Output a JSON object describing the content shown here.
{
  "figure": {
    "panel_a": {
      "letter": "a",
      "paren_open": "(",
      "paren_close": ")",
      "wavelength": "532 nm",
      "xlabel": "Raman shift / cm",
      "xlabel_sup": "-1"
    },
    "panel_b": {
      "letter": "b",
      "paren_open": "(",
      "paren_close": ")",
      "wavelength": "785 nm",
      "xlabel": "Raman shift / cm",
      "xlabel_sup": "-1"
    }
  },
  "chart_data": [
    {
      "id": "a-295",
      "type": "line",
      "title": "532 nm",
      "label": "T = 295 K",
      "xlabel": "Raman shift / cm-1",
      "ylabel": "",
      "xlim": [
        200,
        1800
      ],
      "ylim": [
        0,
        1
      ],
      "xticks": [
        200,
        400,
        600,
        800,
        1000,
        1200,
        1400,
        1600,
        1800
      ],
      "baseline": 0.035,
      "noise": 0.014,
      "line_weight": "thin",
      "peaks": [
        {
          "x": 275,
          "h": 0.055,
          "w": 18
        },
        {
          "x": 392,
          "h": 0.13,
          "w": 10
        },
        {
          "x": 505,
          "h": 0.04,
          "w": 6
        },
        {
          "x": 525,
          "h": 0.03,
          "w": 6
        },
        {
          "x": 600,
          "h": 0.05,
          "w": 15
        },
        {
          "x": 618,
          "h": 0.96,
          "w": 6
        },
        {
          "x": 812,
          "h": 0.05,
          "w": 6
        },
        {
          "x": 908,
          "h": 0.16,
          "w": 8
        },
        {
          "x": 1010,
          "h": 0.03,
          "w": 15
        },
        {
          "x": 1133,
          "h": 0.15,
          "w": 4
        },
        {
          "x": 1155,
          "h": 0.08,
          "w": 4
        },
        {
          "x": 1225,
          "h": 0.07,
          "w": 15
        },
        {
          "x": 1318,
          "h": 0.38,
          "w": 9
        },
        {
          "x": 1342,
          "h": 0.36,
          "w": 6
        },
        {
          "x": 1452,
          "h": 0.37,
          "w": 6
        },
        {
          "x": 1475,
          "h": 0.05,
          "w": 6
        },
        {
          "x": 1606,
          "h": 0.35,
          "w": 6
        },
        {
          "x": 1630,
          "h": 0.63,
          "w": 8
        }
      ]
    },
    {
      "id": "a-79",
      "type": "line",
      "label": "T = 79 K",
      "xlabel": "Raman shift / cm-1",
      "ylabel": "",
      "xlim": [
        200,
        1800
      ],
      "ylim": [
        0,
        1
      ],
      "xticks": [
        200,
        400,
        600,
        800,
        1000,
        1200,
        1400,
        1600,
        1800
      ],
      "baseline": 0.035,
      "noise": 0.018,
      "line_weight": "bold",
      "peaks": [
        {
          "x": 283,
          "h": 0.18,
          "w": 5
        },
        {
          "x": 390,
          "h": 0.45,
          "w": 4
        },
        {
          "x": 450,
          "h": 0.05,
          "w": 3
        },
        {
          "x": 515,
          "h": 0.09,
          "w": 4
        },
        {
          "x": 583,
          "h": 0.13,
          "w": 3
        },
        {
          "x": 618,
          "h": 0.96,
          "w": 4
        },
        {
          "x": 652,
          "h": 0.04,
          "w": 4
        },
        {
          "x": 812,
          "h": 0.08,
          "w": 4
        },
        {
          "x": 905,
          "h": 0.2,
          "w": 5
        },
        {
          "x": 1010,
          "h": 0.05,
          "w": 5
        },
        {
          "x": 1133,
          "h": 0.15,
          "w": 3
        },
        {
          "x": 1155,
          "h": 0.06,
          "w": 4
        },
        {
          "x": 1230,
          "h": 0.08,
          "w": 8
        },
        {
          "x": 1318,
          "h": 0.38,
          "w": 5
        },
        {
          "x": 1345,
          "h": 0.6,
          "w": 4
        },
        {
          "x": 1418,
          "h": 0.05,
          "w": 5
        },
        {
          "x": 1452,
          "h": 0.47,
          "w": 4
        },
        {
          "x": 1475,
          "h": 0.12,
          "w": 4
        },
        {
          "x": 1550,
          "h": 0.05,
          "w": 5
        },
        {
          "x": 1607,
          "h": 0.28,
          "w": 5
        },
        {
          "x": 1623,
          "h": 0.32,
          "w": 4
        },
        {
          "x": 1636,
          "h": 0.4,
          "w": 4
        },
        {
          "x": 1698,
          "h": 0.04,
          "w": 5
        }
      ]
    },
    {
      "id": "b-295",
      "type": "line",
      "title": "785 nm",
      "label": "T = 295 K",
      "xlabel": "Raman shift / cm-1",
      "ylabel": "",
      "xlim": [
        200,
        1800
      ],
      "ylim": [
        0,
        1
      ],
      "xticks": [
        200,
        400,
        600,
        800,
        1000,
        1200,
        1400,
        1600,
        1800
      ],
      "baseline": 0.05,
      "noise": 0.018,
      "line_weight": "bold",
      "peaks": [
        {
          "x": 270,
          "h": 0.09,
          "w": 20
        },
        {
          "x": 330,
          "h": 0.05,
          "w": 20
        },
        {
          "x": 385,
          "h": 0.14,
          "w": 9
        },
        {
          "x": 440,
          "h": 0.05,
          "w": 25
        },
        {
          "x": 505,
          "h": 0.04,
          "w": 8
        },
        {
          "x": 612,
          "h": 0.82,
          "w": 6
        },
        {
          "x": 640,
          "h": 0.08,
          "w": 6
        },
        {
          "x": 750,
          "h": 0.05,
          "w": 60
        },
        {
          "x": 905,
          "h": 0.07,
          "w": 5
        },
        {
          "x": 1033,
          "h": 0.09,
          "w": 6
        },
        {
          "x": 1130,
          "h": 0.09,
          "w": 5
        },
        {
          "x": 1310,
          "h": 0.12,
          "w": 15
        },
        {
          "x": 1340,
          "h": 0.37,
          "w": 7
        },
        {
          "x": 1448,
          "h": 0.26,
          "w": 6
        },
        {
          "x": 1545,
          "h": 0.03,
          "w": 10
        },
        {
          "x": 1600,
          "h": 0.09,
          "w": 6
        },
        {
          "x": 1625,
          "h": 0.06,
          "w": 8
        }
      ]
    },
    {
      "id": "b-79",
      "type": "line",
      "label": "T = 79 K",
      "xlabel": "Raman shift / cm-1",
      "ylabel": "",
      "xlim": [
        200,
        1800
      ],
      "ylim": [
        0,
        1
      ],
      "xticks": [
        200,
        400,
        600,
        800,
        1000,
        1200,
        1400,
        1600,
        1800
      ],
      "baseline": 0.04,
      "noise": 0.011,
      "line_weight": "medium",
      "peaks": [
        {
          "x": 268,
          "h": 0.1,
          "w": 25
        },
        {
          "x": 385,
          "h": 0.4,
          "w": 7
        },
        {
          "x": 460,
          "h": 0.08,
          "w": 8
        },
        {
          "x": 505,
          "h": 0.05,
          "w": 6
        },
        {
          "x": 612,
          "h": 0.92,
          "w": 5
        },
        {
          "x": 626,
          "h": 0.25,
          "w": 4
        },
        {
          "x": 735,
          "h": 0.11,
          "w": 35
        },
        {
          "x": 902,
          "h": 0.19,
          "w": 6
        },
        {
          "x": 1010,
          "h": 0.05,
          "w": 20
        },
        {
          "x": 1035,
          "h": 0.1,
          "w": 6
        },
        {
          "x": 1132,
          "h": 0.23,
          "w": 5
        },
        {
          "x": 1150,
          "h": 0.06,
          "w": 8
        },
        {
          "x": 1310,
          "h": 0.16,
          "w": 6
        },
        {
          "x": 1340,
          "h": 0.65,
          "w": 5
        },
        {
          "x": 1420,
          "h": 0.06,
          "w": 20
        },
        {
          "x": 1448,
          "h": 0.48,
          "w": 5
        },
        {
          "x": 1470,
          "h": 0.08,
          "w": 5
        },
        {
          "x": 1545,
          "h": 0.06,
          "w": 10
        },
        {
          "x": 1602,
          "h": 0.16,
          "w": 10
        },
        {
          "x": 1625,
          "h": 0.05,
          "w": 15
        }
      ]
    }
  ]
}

————————

■ **The request**:
Pick out each line containing the string "noise" and copy it.

■ **Task answer**:
      "noise": 0.014,
      "noise": 0.018,
      "noise": 0.018,
      "noise": 0.011,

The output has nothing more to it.